◆ Exercise description
Scan the records for the word "FOMC". Copy each line that includes it.

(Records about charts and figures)
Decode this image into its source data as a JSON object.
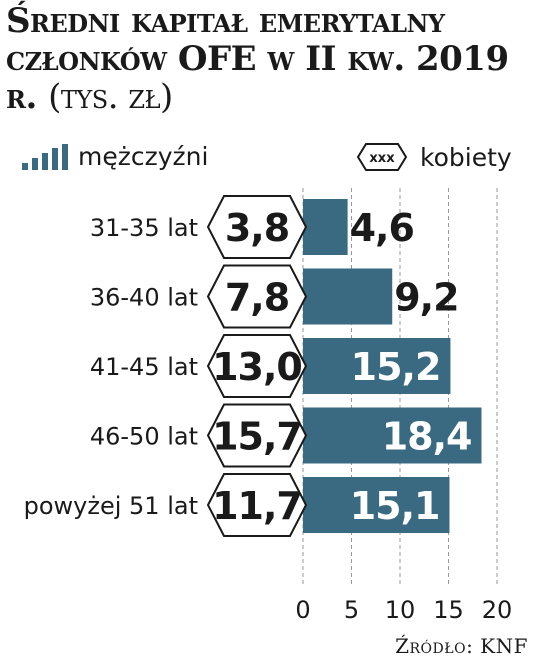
{
  "title": {
    "main": "Średni kapitał emerytalny członków OFE w II kw. 2019 r.",
    "unit": "(tys. zł)"
  },
  "legend": {
    "men_label": "mężczyźni",
    "women_label": "kobiety",
    "women_icon_text": "xxx"
  },
  "source": "Źródło: KNF",
  "colors": {
    "bar": "#3a6a82",
    "text": "#1a1a1a",
    "inside_label": "#ffffff"
  },
  "chart_data": {
    "type": "bar",
    "orientation": "horizontal",
    "categories": [
      "31-35 lat",
      "36-40 lat",
      "41-45 lat",
      "46-50 lat",
      "powyżej 51 lat"
    ],
    "series": [
      {
        "name": "mężczyźni",
        "values": [
          4.6,
          9.2,
          15.2,
          18.4,
          15.1
        ]
      },
      {
        "name": "kobiety",
        "values": [
          3.8,
          7.8,
          13.0,
          15.7,
          11.7
        ]
      }
    ],
    "value_labels_men": [
      "4,6",
      "9,2",
      "15,2",
      "18,4",
      "15,1"
    ],
    "value_labels_women": [
      "3,8",
      "7,8",
      "13,0",
      "15,7",
      "11,7"
    ],
    "x_ticks": [
      "0",
      "5",
      "10",
      "15",
      "20"
    ],
    "xlim": [
      0,
      20
    ],
    "grid": true
  }
}
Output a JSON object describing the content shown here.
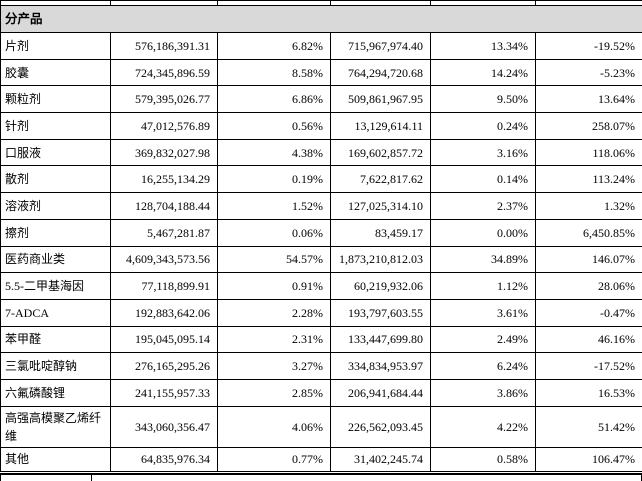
{
  "table": {
    "section_label": "分产品",
    "rows": [
      {
        "name": "片剂",
        "values": [
          "576,186,391.31",
          "6.82%",
          "715,967,974.40",
          "13.34%",
          "-19.52%"
        ]
      },
      {
        "name": "胶囊",
        "values": [
          "724,345,896.59",
          "8.58%",
          "764,294,720.68",
          "14.24%",
          "-5.23%"
        ]
      },
      {
        "name": "颗粒剂",
        "values": [
          "579,395,026.77",
          "6.86%",
          "509,861,967.95",
          "9.50%",
          "13.64%"
        ]
      },
      {
        "name": "针剂",
        "values": [
          "47,012,576.89",
          "0.56%",
          "13,129,614.11",
          "0.24%",
          "258.07%"
        ]
      },
      {
        "name": "口服液",
        "values": [
          "369,832,027.98",
          "4.38%",
          "169,602,857.72",
          "3.16%",
          "118.06%"
        ]
      },
      {
        "name": "散剂",
        "values": [
          "16,255,134.29",
          "0.19%",
          "7,622,817.62",
          "0.14%",
          "113.24%"
        ]
      },
      {
        "name": "溶液剂",
        "values": [
          "128,704,188.44",
          "1.52%",
          "127,025,314.10",
          "2.37%",
          "1.32%"
        ]
      },
      {
        "name": "擦剂",
        "values": [
          "5,467,281.87",
          "0.06%",
          "83,459.17",
          "0.00%",
          "6,450.85%"
        ]
      },
      {
        "name": "医药商业类",
        "values": [
          "4,609,343,573.56",
          "54.57%",
          "1,873,210,812.03",
          "34.89%",
          "146.07%"
        ]
      },
      {
        "name": "5.5-二甲基海因",
        "values": [
          "77,118,899.91",
          "0.91%",
          "60,219,932.06",
          "1.12%",
          "28.06%"
        ]
      },
      {
        "name": "7-ADCA",
        "values": [
          "192,883,642.06",
          "2.28%",
          "193,797,603.55",
          "3.61%",
          "-0.47%"
        ]
      },
      {
        "name": "苯甲醛",
        "values": [
          "195,045,095.14",
          "2.31%",
          "133,447,699.80",
          "2.49%",
          "46.16%"
        ]
      },
      {
        "name": "三氯吡啶醇钠",
        "values": [
          "276,165,295.26",
          "3.27%",
          "334,834,953.97",
          "6.24%",
          "-17.52%"
        ]
      },
      {
        "name": "六氟磷酸锂",
        "values": [
          "241,155,957.33",
          "2.85%",
          "206,941,684.44",
          "3.86%",
          "16.53%"
        ]
      },
      {
        "name": "高强高模聚乙烯纤维",
        "values": [
          "343,060,356.47",
          "4.06%",
          "226,562,093.45",
          "4.22%",
          "51.42%"
        ]
      },
      {
        "name": "其他",
        "values": [
          "64,835,976.34",
          "0.77%",
          "31,402,245.74",
          "0.58%",
          "106.47%"
        ]
      }
    ]
  },
  "colors": {
    "header_bg": "#d9d9d9",
    "border": "#000000",
    "text": "#000000"
  }
}
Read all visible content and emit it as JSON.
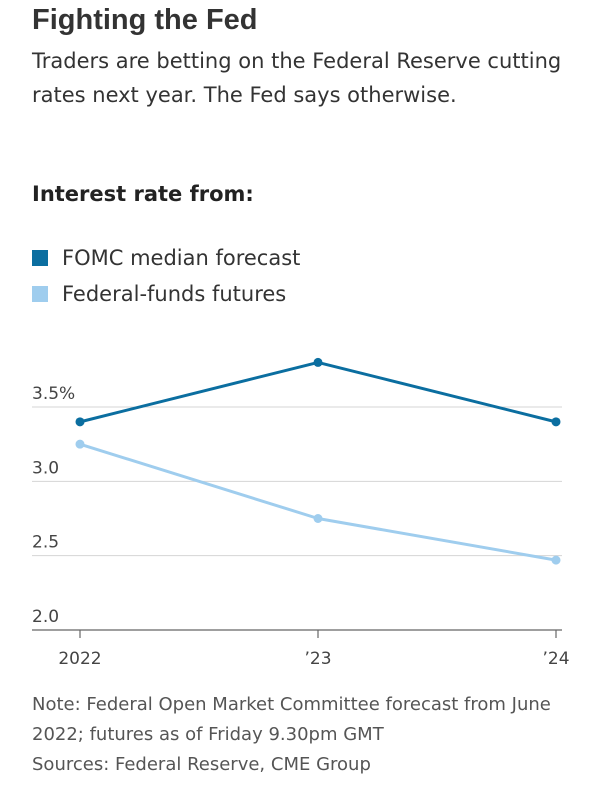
{
  "header": {
    "title": "Fighting the Fed",
    "subtitle": "Traders are betting on the Federal Reserve cutting rates next year. The Fed says otherwise.",
    "section_title": "Interest rate from:"
  },
  "legend": [
    {
      "label": "FOMC median forecast",
      "color": "#0b6ea0"
    },
    {
      "label": "Federal-funds futures",
      "color": "#9fcdee"
    }
  ],
  "footer": {
    "note": "Note: Federal Open Market Committee forecast from June 2022; futures as of Friday 9.30pm GMT",
    "sources": "Sources: Federal Reserve, CME Group"
  },
  "chart_data": {
    "type": "line",
    "categories": [
      "2022",
      "’23",
      "’24"
    ],
    "y_ticks": [
      "3.5%",
      "3.0",
      "2.5",
      "2.0"
    ],
    "y_tick_values": [
      3.5,
      3.0,
      2.5,
      2.0
    ],
    "ylim": [
      2.0,
      3.5
    ],
    "series": [
      {
        "name": "FOMC median forecast",
        "color": "#0b6ea0",
        "values": [
          3.4,
          3.8,
          3.4
        ]
      },
      {
        "name": "Federal-funds futures",
        "color": "#9fcdee",
        "values": [
          3.25,
          2.75,
          2.47
        ]
      }
    ],
    "grid": true,
    "legend_position": "top-left"
  }
}
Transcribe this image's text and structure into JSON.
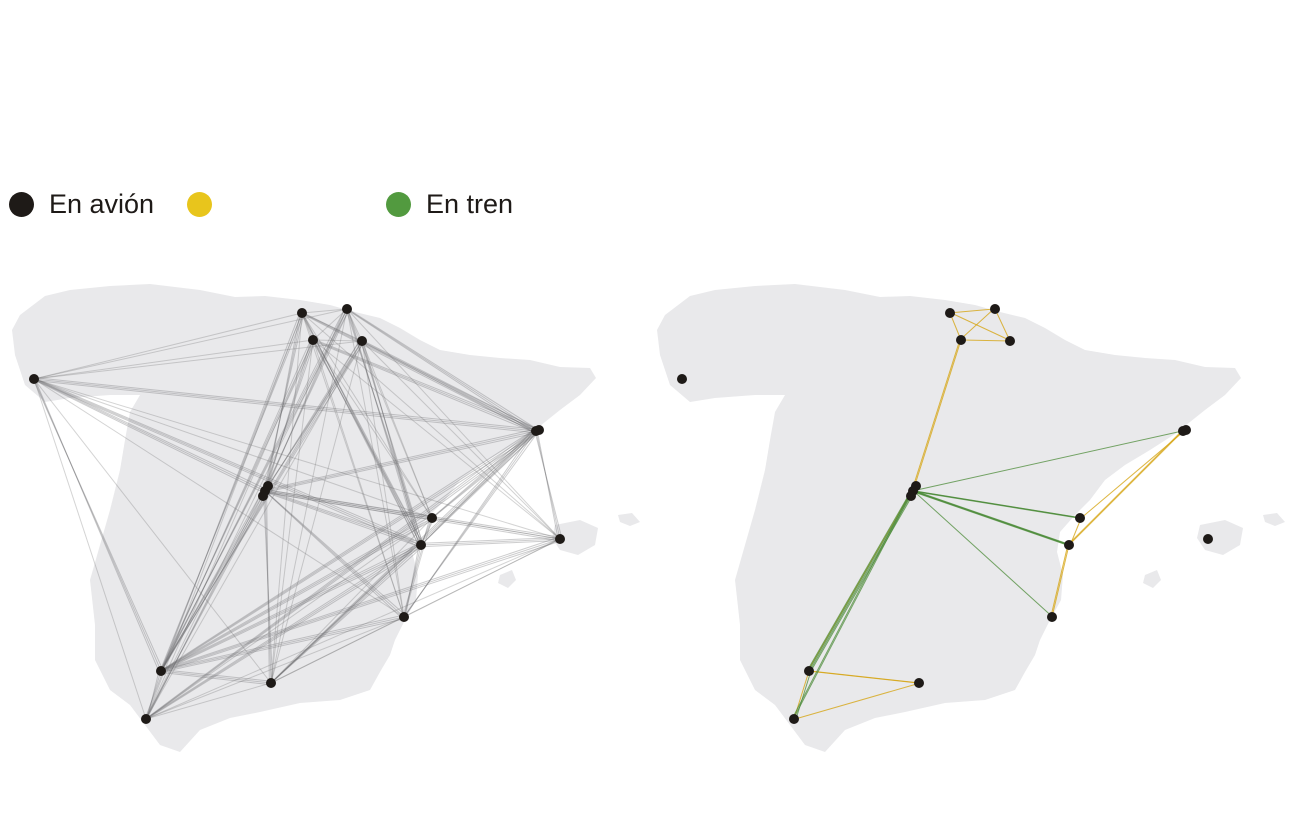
{
  "legend": {
    "plane": {
      "label": "En avión",
      "color": "#1e1a17"
    },
    "bus": {
      "label": "",
      "color": "#e8c51c"
    },
    "train": {
      "label": "En tren",
      "color": "#529a3f"
    }
  },
  "colors": {
    "land": "#e9e9eb",
    "node": "#1e1a17",
    "plane_route": "#6f6f72",
    "bus_route": "#d6a514",
    "train_route": "#4a8a36"
  }
}
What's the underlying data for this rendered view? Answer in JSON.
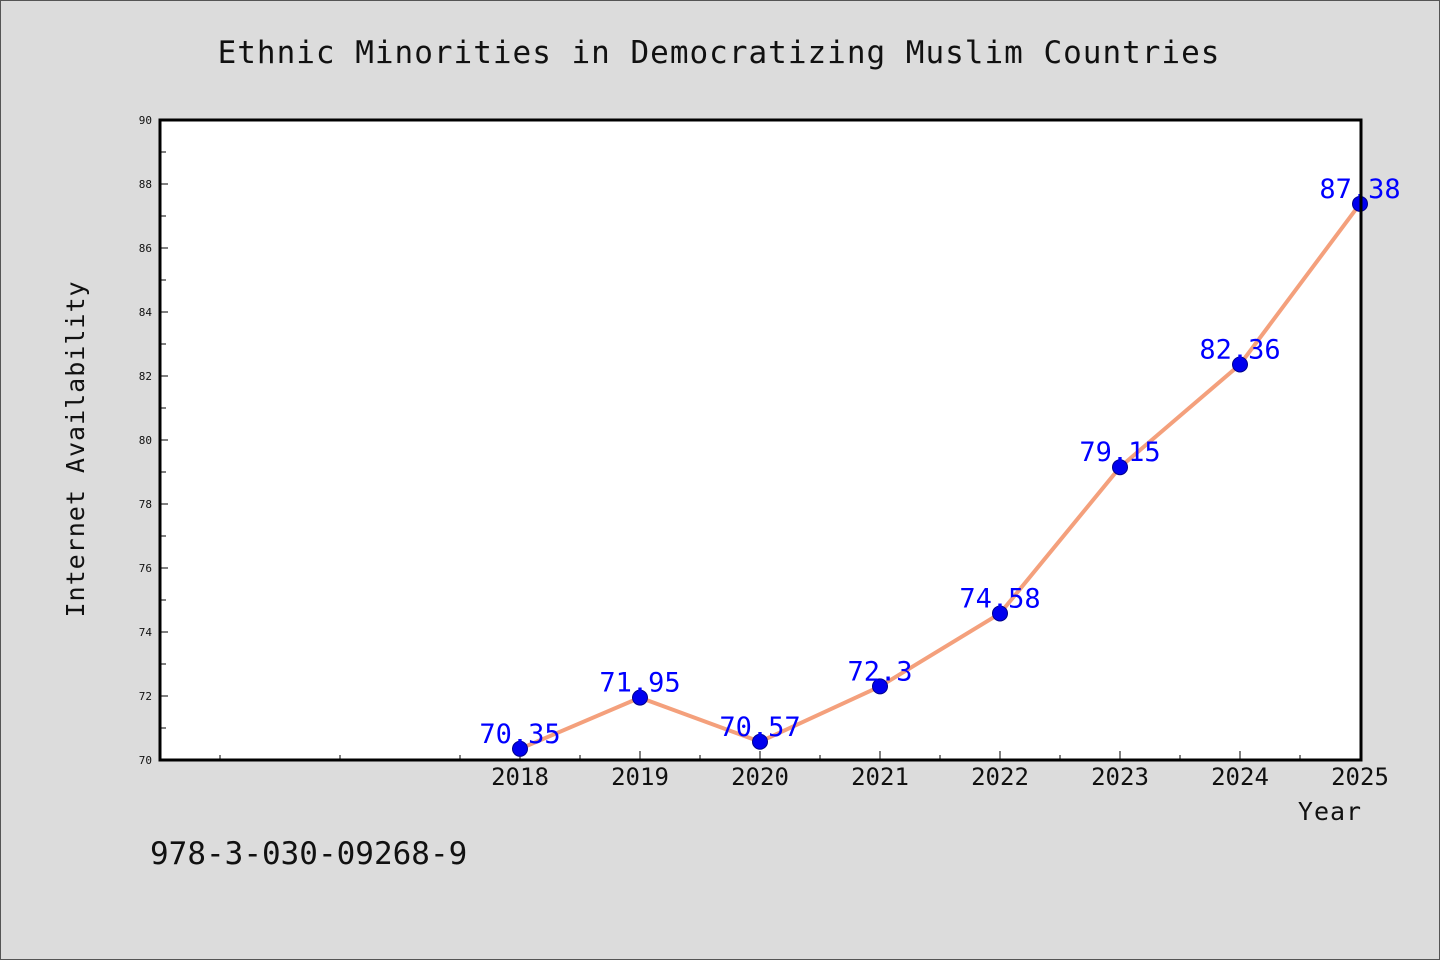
{
  "footer_text": "978-3-030-09268-9",
  "chart_data": {
    "type": "line",
    "title": "Ethnic Minorities in Democratizing Muslim Countries",
    "xlabel": "Year",
    "ylabel": "Internet Availability",
    "categories": [
      "2018",
      "2019",
      "2020",
      "2021",
      "2022",
      "2023",
      "2024",
      "2025"
    ],
    "series": [
      {
        "values": [
          70.35,
          71.95,
          70.57,
          72.3,
          74.58,
          79.15,
          82.36,
          87.38
        ],
        "data_labels": [
          "70.35",
          "71.95",
          "70.57",
          "72.3",
          "74.58",
          "79.15",
          "82.36",
          "87.38"
        ]
      }
    ],
    "ylim": [
      70,
      90
    ],
    "yticks": [
      "70",
      "72",
      "74",
      "76",
      "78",
      "80",
      "82",
      "84",
      "86",
      "88",
      "90"
    ],
    "x_slots_before_first_category": 2.5,
    "grid": false,
    "colors": {
      "line": "#f4a07c",
      "marker": "#0000ee",
      "marker_edge": "#00008b",
      "data_label": "#0000ff"
    }
  }
}
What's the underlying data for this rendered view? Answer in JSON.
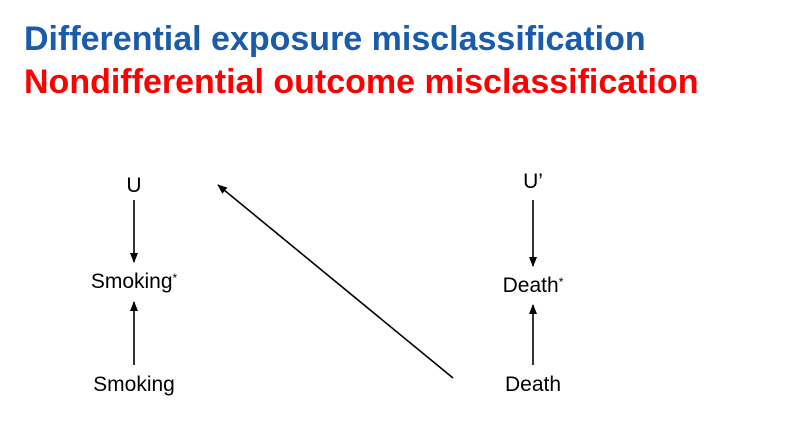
{
  "slide": {
    "title_line1": "Differential exposure misclassification",
    "title_line2": "Nondifferential outcome misclassification",
    "title_line1_color": "#1a5cab",
    "title_line2_color": "#ff0000"
  },
  "diagram": {
    "nodes": {
      "u": "U",
      "smoking_star_base": "Smoking",
      "smoking_star_mark": "*",
      "smoking": "Smoking",
      "u_prime": "U’",
      "death_star_base": "Death",
      "death_star_mark": "*",
      "death": "Death"
    },
    "edges": [
      {
        "from": "U",
        "to": "Smoking*"
      },
      {
        "from": "Smoking",
        "to": "Smoking*"
      },
      {
        "from": "U’",
        "to": "Death*"
      },
      {
        "from": "Death",
        "to": "Death*"
      },
      {
        "from": "Death",
        "to": "U"
      }
    ],
    "arrow_color": "#000000"
  }
}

◆ Expected answer
      "label": "FOMC median forecast",
        "name": "FOMC median forecast",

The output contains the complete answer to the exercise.